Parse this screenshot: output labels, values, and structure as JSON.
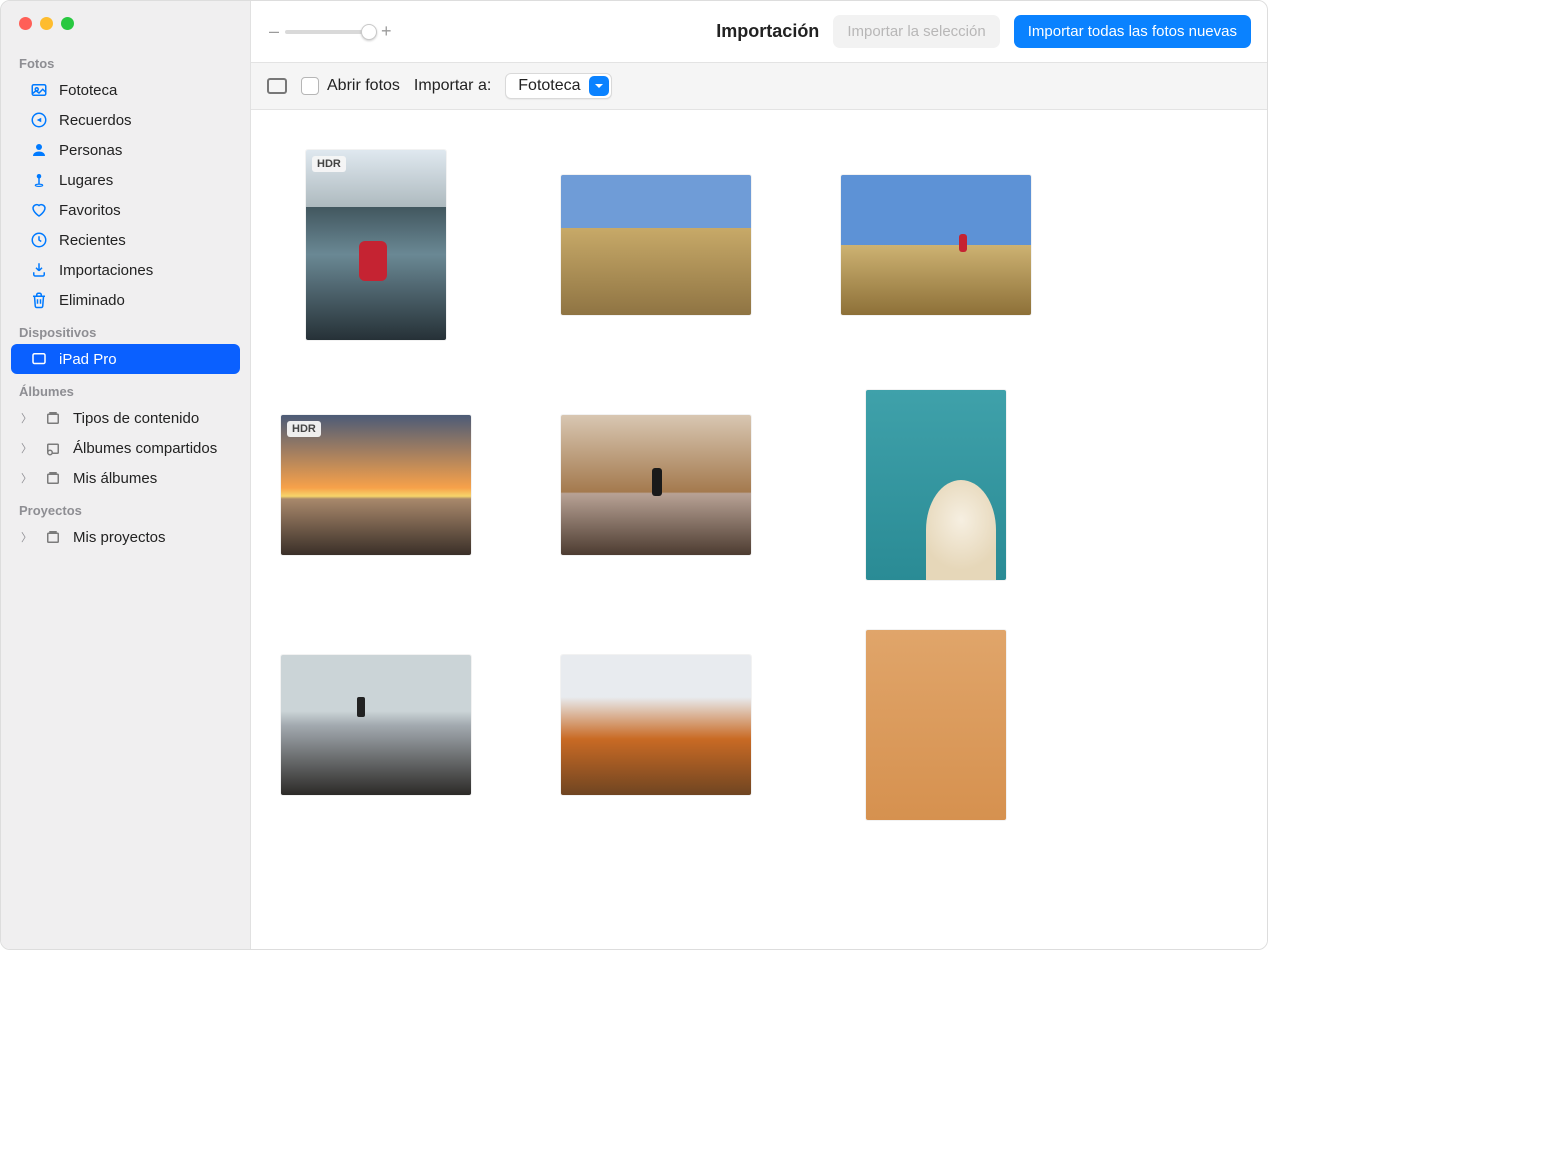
{
  "sidebar": {
    "sections": {
      "fotos": {
        "header": "Fotos",
        "items": [
          {
            "label": "Fototeca",
            "icon": "photo-library-icon"
          },
          {
            "label": "Recuerdos",
            "icon": "memories-icon"
          },
          {
            "label": "Personas",
            "icon": "people-icon"
          },
          {
            "label": "Lugares",
            "icon": "places-icon"
          },
          {
            "label": "Favoritos",
            "icon": "heart-icon"
          },
          {
            "label": "Recientes",
            "icon": "clock-icon"
          },
          {
            "label": "Importaciones",
            "icon": "import-icon"
          },
          {
            "label": "Eliminado",
            "icon": "trash-icon"
          }
        ]
      },
      "dispositivos": {
        "header": "Dispositivos",
        "items": [
          {
            "label": "iPad Pro",
            "icon": "tablet-icon",
            "selected": true
          }
        ]
      },
      "albumes": {
        "header": "Álbumes",
        "items": [
          {
            "label": "Tipos de contenido",
            "icon": "album-icon"
          },
          {
            "label": "Álbumes compartidos",
            "icon": "shared-album-icon"
          },
          {
            "label": "Mis álbumes",
            "icon": "album-icon"
          }
        ]
      },
      "proyectos": {
        "header": "Proyectos",
        "items": [
          {
            "label": "Mis proyectos",
            "icon": "album-icon"
          }
        ]
      }
    }
  },
  "toolbar": {
    "zoom_minus": "–",
    "zoom_plus": "+",
    "title": "Importación",
    "import_selection": "Importar la selección",
    "import_all": "Importar todas las fotos nuevas"
  },
  "subbar": {
    "open_photos": "Abrir fotos",
    "import_to_label": "Importar a:",
    "import_to_value": "Fototeca"
  },
  "thumbnails": [
    {
      "orientation": "portrait",
      "badge": "HDR",
      "imgclass": "img1"
    },
    {
      "orientation": "landscape",
      "badge": null,
      "imgclass": "img2"
    },
    {
      "orientation": "landscape",
      "badge": null,
      "imgclass": "img3"
    },
    {
      "orientation": "landscape",
      "badge": "HDR",
      "imgclass": "img4"
    },
    {
      "orientation": "landscape",
      "badge": null,
      "imgclass": "img5"
    },
    {
      "orientation": "portrait",
      "badge": null,
      "imgclass": "img6"
    },
    {
      "orientation": "landscape",
      "badge": null,
      "imgclass": "img7"
    },
    {
      "orientation": "landscape",
      "badge": null,
      "imgclass": "img8"
    },
    {
      "orientation": "portrait",
      "badge": null,
      "imgclass": "img9"
    }
  ],
  "colors": {
    "accent": "#0a82ff",
    "selection": "#0a60ff"
  }
}
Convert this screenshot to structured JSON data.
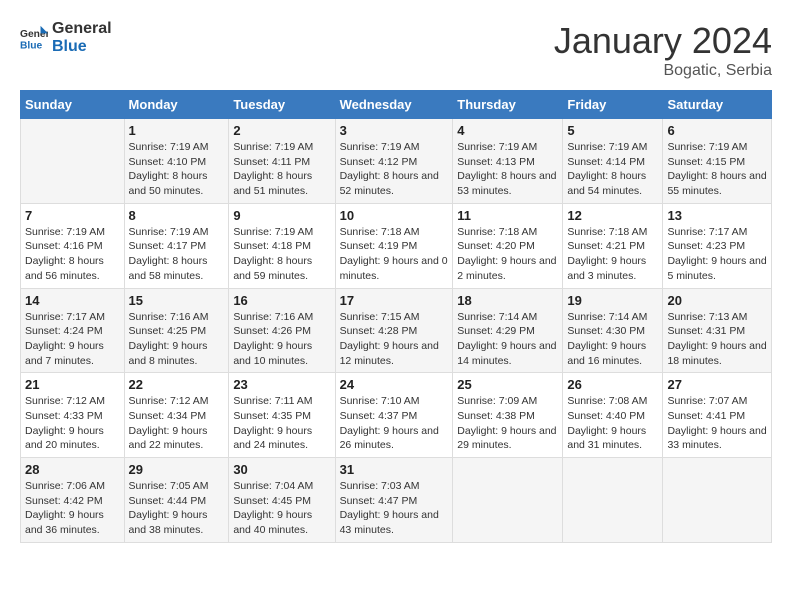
{
  "header": {
    "logo_general": "General",
    "logo_blue": "Blue",
    "title": "January 2024",
    "subtitle": "Bogatic, Serbia"
  },
  "weekdays": [
    "Sunday",
    "Monday",
    "Tuesday",
    "Wednesday",
    "Thursday",
    "Friday",
    "Saturday"
  ],
  "weeks": [
    [
      {
        "day": "",
        "sunrise": "",
        "sunset": "",
        "daylight": ""
      },
      {
        "day": "1",
        "sunrise": "Sunrise: 7:19 AM",
        "sunset": "Sunset: 4:10 PM",
        "daylight": "Daylight: 8 hours and 50 minutes."
      },
      {
        "day": "2",
        "sunrise": "Sunrise: 7:19 AM",
        "sunset": "Sunset: 4:11 PM",
        "daylight": "Daylight: 8 hours and 51 minutes."
      },
      {
        "day": "3",
        "sunrise": "Sunrise: 7:19 AM",
        "sunset": "Sunset: 4:12 PM",
        "daylight": "Daylight: 8 hours and 52 minutes."
      },
      {
        "day": "4",
        "sunrise": "Sunrise: 7:19 AM",
        "sunset": "Sunset: 4:13 PM",
        "daylight": "Daylight: 8 hours and 53 minutes."
      },
      {
        "day": "5",
        "sunrise": "Sunrise: 7:19 AM",
        "sunset": "Sunset: 4:14 PM",
        "daylight": "Daylight: 8 hours and 54 minutes."
      },
      {
        "day": "6",
        "sunrise": "Sunrise: 7:19 AM",
        "sunset": "Sunset: 4:15 PM",
        "daylight": "Daylight: 8 hours and 55 minutes."
      }
    ],
    [
      {
        "day": "7",
        "sunrise": "Sunrise: 7:19 AM",
        "sunset": "Sunset: 4:16 PM",
        "daylight": "Daylight: 8 hours and 56 minutes."
      },
      {
        "day": "8",
        "sunrise": "Sunrise: 7:19 AM",
        "sunset": "Sunset: 4:17 PM",
        "daylight": "Daylight: 8 hours and 58 minutes."
      },
      {
        "day": "9",
        "sunrise": "Sunrise: 7:19 AM",
        "sunset": "Sunset: 4:18 PM",
        "daylight": "Daylight: 8 hours and 59 minutes."
      },
      {
        "day": "10",
        "sunrise": "Sunrise: 7:18 AM",
        "sunset": "Sunset: 4:19 PM",
        "daylight": "Daylight: 9 hours and 0 minutes."
      },
      {
        "day": "11",
        "sunrise": "Sunrise: 7:18 AM",
        "sunset": "Sunset: 4:20 PM",
        "daylight": "Daylight: 9 hours and 2 minutes."
      },
      {
        "day": "12",
        "sunrise": "Sunrise: 7:18 AM",
        "sunset": "Sunset: 4:21 PM",
        "daylight": "Daylight: 9 hours and 3 minutes."
      },
      {
        "day": "13",
        "sunrise": "Sunrise: 7:17 AM",
        "sunset": "Sunset: 4:23 PM",
        "daylight": "Daylight: 9 hours and 5 minutes."
      }
    ],
    [
      {
        "day": "14",
        "sunrise": "Sunrise: 7:17 AM",
        "sunset": "Sunset: 4:24 PM",
        "daylight": "Daylight: 9 hours and 7 minutes."
      },
      {
        "day": "15",
        "sunrise": "Sunrise: 7:16 AM",
        "sunset": "Sunset: 4:25 PM",
        "daylight": "Daylight: 9 hours and 8 minutes."
      },
      {
        "day": "16",
        "sunrise": "Sunrise: 7:16 AM",
        "sunset": "Sunset: 4:26 PM",
        "daylight": "Daylight: 9 hours and 10 minutes."
      },
      {
        "day": "17",
        "sunrise": "Sunrise: 7:15 AM",
        "sunset": "Sunset: 4:28 PM",
        "daylight": "Daylight: 9 hours and 12 minutes."
      },
      {
        "day": "18",
        "sunrise": "Sunrise: 7:14 AM",
        "sunset": "Sunset: 4:29 PM",
        "daylight": "Daylight: 9 hours and 14 minutes."
      },
      {
        "day": "19",
        "sunrise": "Sunrise: 7:14 AM",
        "sunset": "Sunset: 4:30 PM",
        "daylight": "Daylight: 9 hours and 16 minutes."
      },
      {
        "day": "20",
        "sunrise": "Sunrise: 7:13 AM",
        "sunset": "Sunset: 4:31 PM",
        "daylight": "Daylight: 9 hours and 18 minutes."
      }
    ],
    [
      {
        "day": "21",
        "sunrise": "Sunrise: 7:12 AM",
        "sunset": "Sunset: 4:33 PM",
        "daylight": "Daylight: 9 hours and 20 minutes."
      },
      {
        "day": "22",
        "sunrise": "Sunrise: 7:12 AM",
        "sunset": "Sunset: 4:34 PM",
        "daylight": "Daylight: 9 hours and 22 minutes."
      },
      {
        "day": "23",
        "sunrise": "Sunrise: 7:11 AM",
        "sunset": "Sunset: 4:35 PM",
        "daylight": "Daylight: 9 hours and 24 minutes."
      },
      {
        "day": "24",
        "sunrise": "Sunrise: 7:10 AM",
        "sunset": "Sunset: 4:37 PM",
        "daylight": "Daylight: 9 hours and 26 minutes."
      },
      {
        "day": "25",
        "sunrise": "Sunrise: 7:09 AM",
        "sunset": "Sunset: 4:38 PM",
        "daylight": "Daylight: 9 hours and 29 minutes."
      },
      {
        "day": "26",
        "sunrise": "Sunrise: 7:08 AM",
        "sunset": "Sunset: 4:40 PM",
        "daylight": "Daylight: 9 hours and 31 minutes."
      },
      {
        "day": "27",
        "sunrise": "Sunrise: 7:07 AM",
        "sunset": "Sunset: 4:41 PM",
        "daylight": "Daylight: 9 hours and 33 minutes."
      }
    ],
    [
      {
        "day": "28",
        "sunrise": "Sunrise: 7:06 AM",
        "sunset": "Sunset: 4:42 PM",
        "daylight": "Daylight: 9 hours and 36 minutes."
      },
      {
        "day": "29",
        "sunrise": "Sunrise: 7:05 AM",
        "sunset": "Sunset: 4:44 PM",
        "daylight": "Daylight: 9 hours and 38 minutes."
      },
      {
        "day": "30",
        "sunrise": "Sunrise: 7:04 AM",
        "sunset": "Sunset: 4:45 PM",
        "daylight": "Daylight: 9 hours and 40 minutes."
      },
      {
        "day": "31",
        "sunrise": "Sunrise: 7:03 AM",
        "sunset": "Sunset: 4:47 PM",
        "daylight": "Daylight: 9 hours and 43 minutes."
      },
      {
        "day": "",
        "sunrise": "",
        "sunset": "",
        "daylight": ""
      },
      {
        "day": "",
        "sunrise": "",
        "sunset": "",
        "daylight": ""
      },
      {
        "day": "",
        "sunrise": "",
        "sunset": "",
        "daylight": ""
      }
    ]
  ]
}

----

EXERCISE:
Make a list of all lines in the data that contain "Fototeca".

ANSWER TO THE TASK:
            "label": "Fototeca",
    "import_to_value": "Fototeca"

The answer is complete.